• _WHAT THE EXERCISE ASKS_: Reproduce the listing below exactly, minus its pictures.

• _GIVEN DATA_:
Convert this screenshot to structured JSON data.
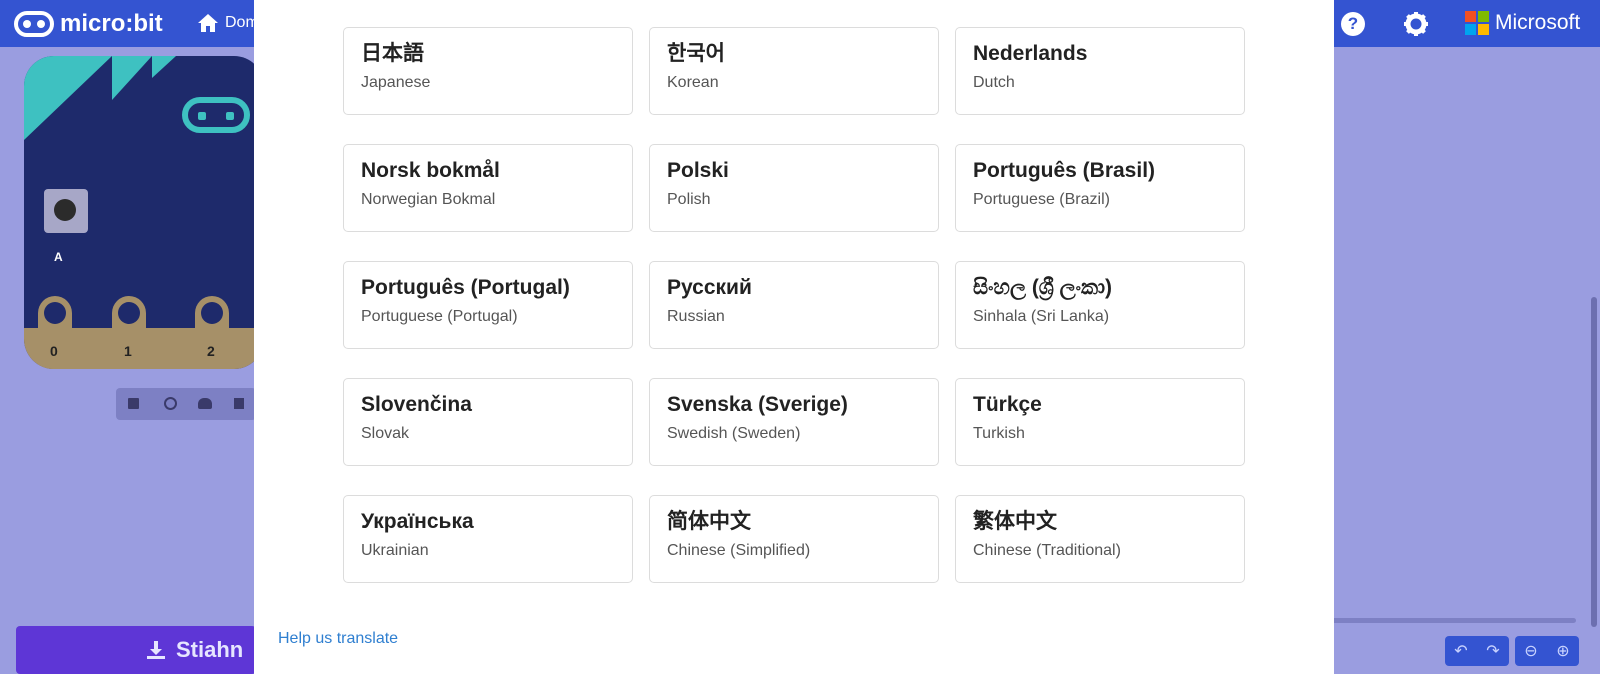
{
  "header": {
    "logo_text": "micro:bit",
    "home_label": "Dom",
    "help_glyph": "?",
    "brand_text": "Microsoft",
    "brand_colors": [
      "#f25022",
      "#7fba00",
      "#00a4ef",
      "#ffb900"
    ]
  },
  "simulator": {
    "button_label": "A",
    "pins": [
      "0",
      "1",
      "2"
    ]
  },
  "download": {
    "label": "Stiahn"
  },
  "language_dialog": {
    "languages": [
      {
        "native": "日本語",
        "english": "Japanese"
      },
      {
        "native": "한국어",
        "english": "Korean"
      },
      {
        "native": "Nederlands",
        "english": "Dutch"
      },
      {
        "native": "Norsk bokmål",
        "english": "Norwegian Bokmal"
      },
      {
        "native": "Polski",
        "english": "Polish"
      },
      {
        "native": "Português (Brasil)",
        "english": "Portuguese (Brazil)"
      },
      {
        "native": "Português (Portugal)",
        "english": "Portuguese (Portugal)"
      },
      {
        "native": "Русский",
        "english": "Russian"
      },
      {
        "native": "සිංහල (ශ්‍රී ලංකා)",
        "english": "Sinhala (Sri Lanka)"
      },
      {
        "native": "Slovenčina",
        "english": "Slovak"
      },
      {
        "native": "Svenska (Sverige)",
        "english": "Swedish (Sweden)"
      },
      {
        "native": "Türkçe",
        "english": "Turkish"
      },
      {
        "native": "Українська",
        "english": "Ukrainian"
      },
      {
        "native": "简体中文",
        "english": "Chinese (Simplified)"
      },
      {
        "native": "繁体中文",
        "english": "Chinese (Traditional)"
      }
    ],
    "help_link": "Help us translate"
  },
  "colors": {
    "header_blue": "#3454d1",
    "link_blue": "#2f7fd0",
    "download_purple": "#5e36d6"
  }
}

• _WORKED SOLUTION_:
Convert this screenshot to structured JSON data.
{
  "header": {
    "logo_text": "micro:bit",
    "home_label": "Dom",
    "help_glyph": "?",
    "brand_text": "Microsoft",
    "brand_colors": [
      "#f25022",
      "#7fba00",
      "#00a4ef",
      "#ffb900"
    ]
  },
  "simulator": {
    "button_label": "A",
    "pins": [
      "0",
      "1",
      "2"
    ]
  },
  "download": {
    "label": "Stiahn"
  },
  "language_dialog": {
    "languages": [
      {
        "native": "日本語",
        "english": "Japanese"
      },
      {
        "native": "한국어",
        "english": "Korean"
      },
      {
        "native": "Nederlands",
        "english": "Dutch"
      },
      {
        "native": "Norsk bokmål",
        "english": "Norwegian Bokmal"
      },
      {
        "native": "Polski",
        "english": "Polish"
      },
      {
        "native": "Português (Brasil)",
        "english": "Portuguese (Brazil)"
      },
      {
        "native": "Português (Portugal)",
        "english": "Portuguese (Portugal)"
      },
      {
        "native": "Русский",
        "english": "Russian"
      },
      {
        "native": "සිංහල (ශ්‍රී ලංකා)",
        "english": "Sinhala (Sri Lanka)"
      },
      {
        "native": "Slovenčina",
        "english": "Slovak"
      },
      {
        "native": "Svenska (Sverige)",
        "english": "Swedish (Sweden)"
      },
      {
        "native": "Türkçe",
        "english": "Turkish"
      },
      {
        "native": "Українська",
        "english": "Ukrainian"
      },
      {
        "native": "简体中文",
        "english": "Chinese (Simplified)"
      },
      {
        "native": "繁体中文",
        "english": "Chinese (Traditional)"
      }
    ],
    "help_link": "Help us translate"
  },
  "colors": {
    "header_blue": "#3454d1",
    "link_blue": "#2f7fd0",
    "download_purple": "#5e36d6"
  }
}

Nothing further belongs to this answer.